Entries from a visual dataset
....
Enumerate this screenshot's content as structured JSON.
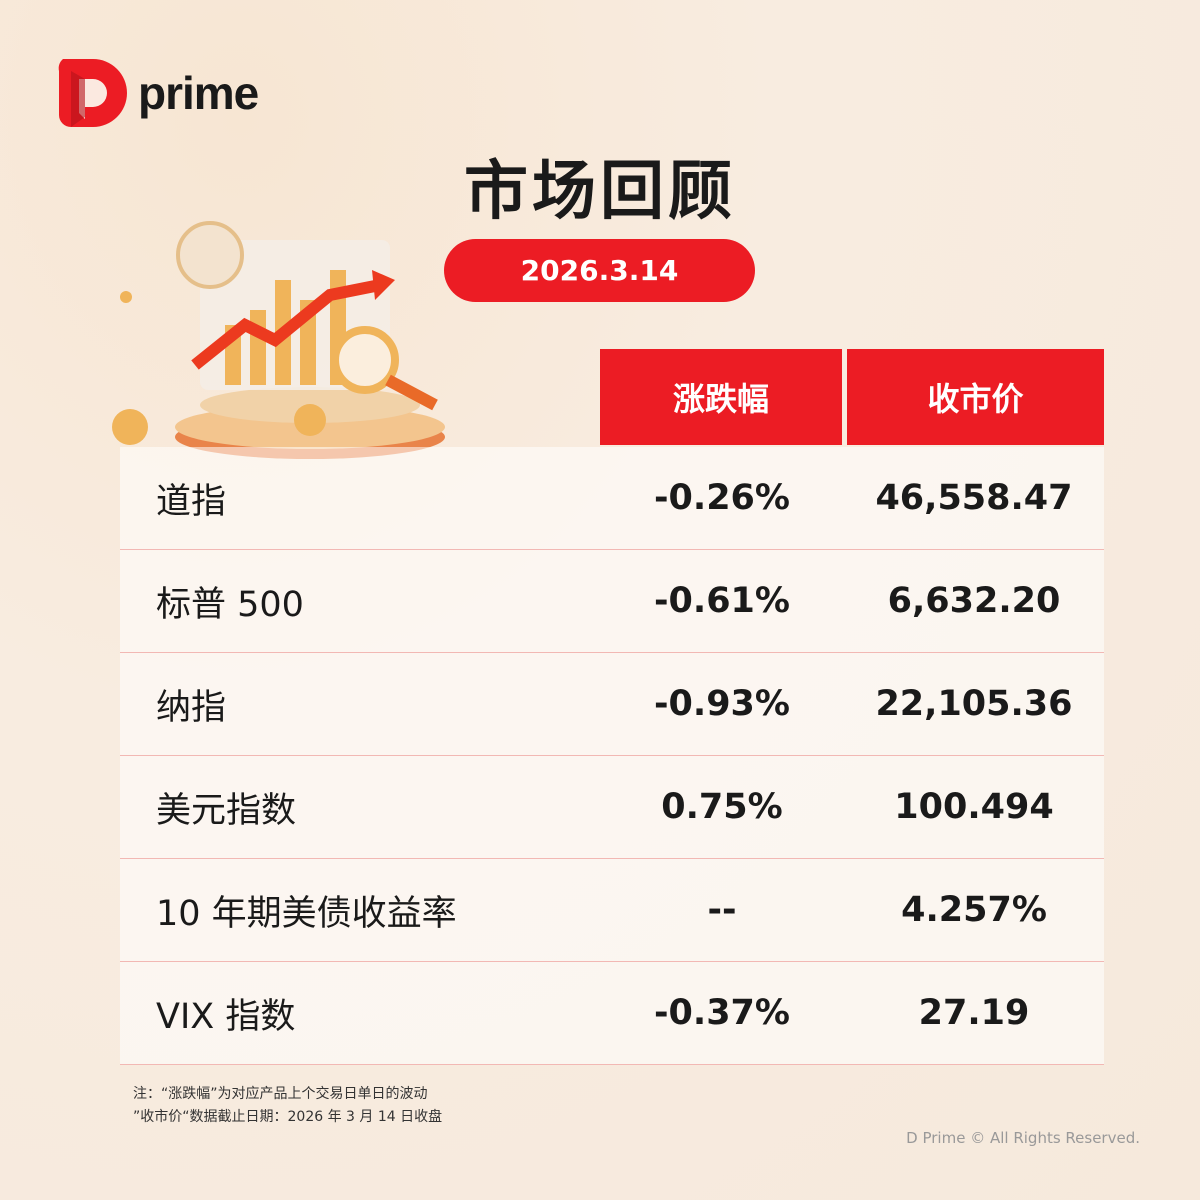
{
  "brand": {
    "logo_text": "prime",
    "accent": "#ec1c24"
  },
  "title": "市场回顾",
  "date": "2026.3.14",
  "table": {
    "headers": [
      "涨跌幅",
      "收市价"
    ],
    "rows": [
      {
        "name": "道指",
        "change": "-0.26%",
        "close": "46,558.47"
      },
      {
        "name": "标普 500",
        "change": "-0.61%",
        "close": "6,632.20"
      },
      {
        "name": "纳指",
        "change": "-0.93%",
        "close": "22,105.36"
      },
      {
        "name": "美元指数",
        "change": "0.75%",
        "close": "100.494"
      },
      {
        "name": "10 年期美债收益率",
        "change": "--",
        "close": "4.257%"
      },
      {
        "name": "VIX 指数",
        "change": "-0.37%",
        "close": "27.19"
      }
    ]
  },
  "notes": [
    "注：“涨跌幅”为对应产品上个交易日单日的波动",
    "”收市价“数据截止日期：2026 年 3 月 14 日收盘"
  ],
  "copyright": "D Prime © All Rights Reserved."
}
....
§ **Aim**
Wherever the string "name" appears in the entries above, list that line.

§ **Correct response**
        "name": "道指",
        "name": "标普 500",
        "name": "纳指",
        "name": "美元指数",
        "name": "10 年期美债收益率",
        "name": "VIX 指数",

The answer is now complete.